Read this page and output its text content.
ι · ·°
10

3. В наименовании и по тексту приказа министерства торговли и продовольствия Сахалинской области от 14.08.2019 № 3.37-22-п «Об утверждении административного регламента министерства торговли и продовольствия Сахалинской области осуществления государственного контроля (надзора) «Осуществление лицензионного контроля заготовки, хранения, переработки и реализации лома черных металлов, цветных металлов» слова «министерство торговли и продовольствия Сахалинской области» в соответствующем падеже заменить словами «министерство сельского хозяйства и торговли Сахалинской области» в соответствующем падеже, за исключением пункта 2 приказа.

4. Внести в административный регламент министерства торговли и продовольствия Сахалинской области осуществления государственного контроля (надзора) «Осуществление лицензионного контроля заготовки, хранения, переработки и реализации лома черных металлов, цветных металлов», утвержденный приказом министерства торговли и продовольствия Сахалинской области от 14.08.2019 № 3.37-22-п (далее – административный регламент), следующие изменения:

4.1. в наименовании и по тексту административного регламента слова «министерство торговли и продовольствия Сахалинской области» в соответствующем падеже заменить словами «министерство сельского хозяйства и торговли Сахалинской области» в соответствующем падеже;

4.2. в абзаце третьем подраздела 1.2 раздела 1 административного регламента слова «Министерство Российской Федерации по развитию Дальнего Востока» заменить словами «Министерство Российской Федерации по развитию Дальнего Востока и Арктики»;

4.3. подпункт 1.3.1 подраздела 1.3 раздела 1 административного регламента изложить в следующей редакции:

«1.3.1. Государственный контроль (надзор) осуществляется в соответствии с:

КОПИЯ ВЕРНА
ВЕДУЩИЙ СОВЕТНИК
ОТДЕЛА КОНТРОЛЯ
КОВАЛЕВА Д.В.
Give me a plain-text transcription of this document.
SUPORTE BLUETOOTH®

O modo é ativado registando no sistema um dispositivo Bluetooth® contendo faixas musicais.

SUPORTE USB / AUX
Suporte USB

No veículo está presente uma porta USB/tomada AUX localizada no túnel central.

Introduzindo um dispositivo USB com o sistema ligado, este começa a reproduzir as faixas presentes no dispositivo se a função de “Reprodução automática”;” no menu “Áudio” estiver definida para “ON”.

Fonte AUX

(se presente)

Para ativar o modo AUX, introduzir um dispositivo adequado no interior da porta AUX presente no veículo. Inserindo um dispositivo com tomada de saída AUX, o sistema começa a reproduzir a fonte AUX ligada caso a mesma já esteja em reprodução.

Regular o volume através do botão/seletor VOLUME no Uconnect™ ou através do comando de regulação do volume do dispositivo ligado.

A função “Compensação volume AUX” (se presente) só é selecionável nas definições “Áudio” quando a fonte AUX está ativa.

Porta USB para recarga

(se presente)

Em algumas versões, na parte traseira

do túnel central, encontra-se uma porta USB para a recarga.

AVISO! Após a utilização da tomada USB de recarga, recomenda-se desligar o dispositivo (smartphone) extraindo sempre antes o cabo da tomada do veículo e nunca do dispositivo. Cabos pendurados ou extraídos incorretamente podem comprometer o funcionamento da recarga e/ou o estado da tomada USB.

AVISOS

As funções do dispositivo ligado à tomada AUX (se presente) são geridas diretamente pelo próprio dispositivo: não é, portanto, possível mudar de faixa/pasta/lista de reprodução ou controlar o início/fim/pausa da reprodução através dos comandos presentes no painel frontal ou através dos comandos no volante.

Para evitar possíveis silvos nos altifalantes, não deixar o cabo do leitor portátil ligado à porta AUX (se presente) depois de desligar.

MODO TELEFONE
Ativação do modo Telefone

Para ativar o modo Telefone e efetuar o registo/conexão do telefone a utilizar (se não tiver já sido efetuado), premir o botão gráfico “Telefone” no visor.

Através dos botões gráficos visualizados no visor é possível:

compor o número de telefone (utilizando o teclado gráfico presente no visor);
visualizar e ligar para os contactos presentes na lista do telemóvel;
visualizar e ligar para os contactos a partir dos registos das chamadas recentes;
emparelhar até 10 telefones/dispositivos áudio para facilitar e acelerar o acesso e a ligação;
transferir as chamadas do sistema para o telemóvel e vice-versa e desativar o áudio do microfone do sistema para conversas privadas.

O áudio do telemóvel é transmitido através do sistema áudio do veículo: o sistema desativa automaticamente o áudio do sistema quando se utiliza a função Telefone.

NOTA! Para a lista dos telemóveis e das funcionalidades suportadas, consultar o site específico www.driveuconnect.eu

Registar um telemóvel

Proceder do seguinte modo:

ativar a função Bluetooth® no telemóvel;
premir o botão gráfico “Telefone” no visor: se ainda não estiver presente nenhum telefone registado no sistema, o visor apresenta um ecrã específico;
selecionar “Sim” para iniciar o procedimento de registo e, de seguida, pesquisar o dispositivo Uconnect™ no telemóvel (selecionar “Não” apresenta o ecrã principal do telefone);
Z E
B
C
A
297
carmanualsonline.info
________________________
▶ [THE PROBLEM]: Give every line of the material again, exactly as it reads.

▶ [EXERCISE RESULT]:
Read this page and output its text content.
ι · ·°
10

3. В наименовании и по тексту приказа министерства торговли и продовольствия Сахалинской области от 14.08.2019 № 3.37-22-п «Об утверждении административного регламента министерства торговли и продовольствия Сахалинской области осуществления государственного контроля (надзора) «Осуществление лицензионного контроля заготовки, хранения, переработки и реализации лома черных металлов, цветных металлов» слова «министерство торговли и продовольствия Сахалинской области» в соответствующем падеже заменить словами «министерство сельского хозяйства и торговли Сахалинской области» в соответствующем падеже, за исключением пункта 2 приказа.

4. Внести в административный регламент министерства торговли и продовольствия Сахалинской области осуществления государственного контроля (надзора) «Осуществление лицензионного контроля заготовки, хранения, переработки и реализации лома черных металлов, цветных металлов», утвержденный приказом министерства торговли и продовольствия Сахалинской области от 14.08.2019 № 3.37-22-п (далее – административный регламент), следующие изменения:

4.1. в наименовании и по тексту административного регламента слова «министерство торговли и продовольствия Сахалинской области» в соответствующем падеже заменить словами «министерство сельского хозяйства и торговли Сахалинской области» в соответствующем падеже;

4.2. в абзаце третьем подраздела 1.2 раздела 1 административного регламента слова «Министерство Российской Федерации по развитию Дальнего Востока» заменить словами «Министерство Российской Федерации по развитию Дальнего Востока и Арктики»;

4.3. подпункт 1.3.1 подраздела 1.3 раздела 1 административного регламента изложить в следующей редакции:

«1.3.1. Государственный контроль (надзор) осуществляется в соответствии с:

КОПИЯ ВЕРНА
ВЕДУЩИЙ СОВЕТНИК
ОТДЕЛА КОНТРОЛЯ
КОВАЛЕВА Д.В.
Give me a plain-text transcription of this document.
SUPORTE BLUETOOTH®

O modo é ativado registando no sistema um dispositivo Bluetooth® contendo faixas musicais.

SUPORTE USB / AUX
Suporte USB

No veículo está presente uma porta USB/tomada AUX localizada no túnel central.

Introduzindo um dispositivo USB com o sistema ligado, este começa a reproduzir as faixas presentes no dispositivo se a função de “Reprodução automática”;” no menu “Áudio” estiver definida para “ON”.

Fonte AUX

(se presente)

Para ativar o modo AUX, introduzir um dispositivo adequado no interior da porta AUX presente no veículo. Inserindo um dispositivo com tomada de saída AUX, o sistema começa a reproduzir a fonte AUX ligada caso a mesma já esteja em reprodução.

Regular o volume através do botão/seletor VOLUME no Uconnect™ ou através do comando de regulação do volume do dispositivo ligado.

A função “Compensação volume AUX” (se presente) só é selecionável nas definições “Áudio” quando a fonte AUX está ativa.

Porta USB para recarga

(se presente)

Em algumas versões, na parte traseira

do túnel central, encontra-se uma porta USB para a recarga.

AVISO! Após a utilização da tomada USB de recarga, recomenda-se desligar o dispositivo (smartphone) extraindo sempre antes o cabo da tomada do veículo e nunca do dispositivo. Cabos pendurados ou extraídos incorretamente podem comprometer o funcionamento da recarga e/ou o estado da tomada USB.

AVISOS

As funções do dispositivo ligado à tomada AUX (se presente) são geridas diretamente pelo próprio dispositivo: não é, portanto, possível mudar de faixa/pasta/lista de reprodução ou controlar o início/fim/pausa da reprodução através dos comandos presentes no painel frontal ou através dos comandos no volante.

Para evitar possíveis silvos nos altifalantes, não deixar o cabo do leitor portátil ligado à porta AUX (se presente) depois de desligar.

MODO TELEFONE
Ativação do modo Telefone

Para ativar o modo Telefone e efetuar o registo/conexão do telefone a utilizar (se não tiver já sido efetuado), premir o botão gráfico “Telefone” no visor.

Através dos botões gráficos visualizados no visor é possível:

compor o número de telefone (utilizando o teclado gráfico presente no visor);
visualizar e ligar para os contactos presentes na lista do telemóvel;
visualizar e ligar para os contactos a partir dos registos das chamadas recentes;
emparelhar até 10 telefones/dispositivos áudio para facilitar e acelerar o acesso e a ligação;
transferir as chamadas do sistema para o telemóvel e vice-versa e desativar o áudio do microfone do sistema para conversas privadas.

O áudio do telemóvel é transmitido através do sistema áudio do veículo: o sistema desativa automaticamente o áudio do sistema quando se utiliza a função Telefone.

NOTA! Para a lista dos telemóveis e das funcionalidades suportadas, consultar o site específico www.driveuconnect.eu

Registar um telemóvel

Proceder do seguinte modo:

ativar a função Bluetooth® no telemóvel;
premir o botão gráfico “Telefone” no visor: se ainda não estiver presente nenhum telefone registado no sistema, o visor apresenta um ecrã específico;
selecionar “Sim” para iniciar o procedimento de registo e, de seguida, pesquisar o dispositivo Uconnect™ no telemóvel (selecionar “Não” apresenta o ecrã principal do telefone);
Z E
B
C
A
297
carmanualsonline.info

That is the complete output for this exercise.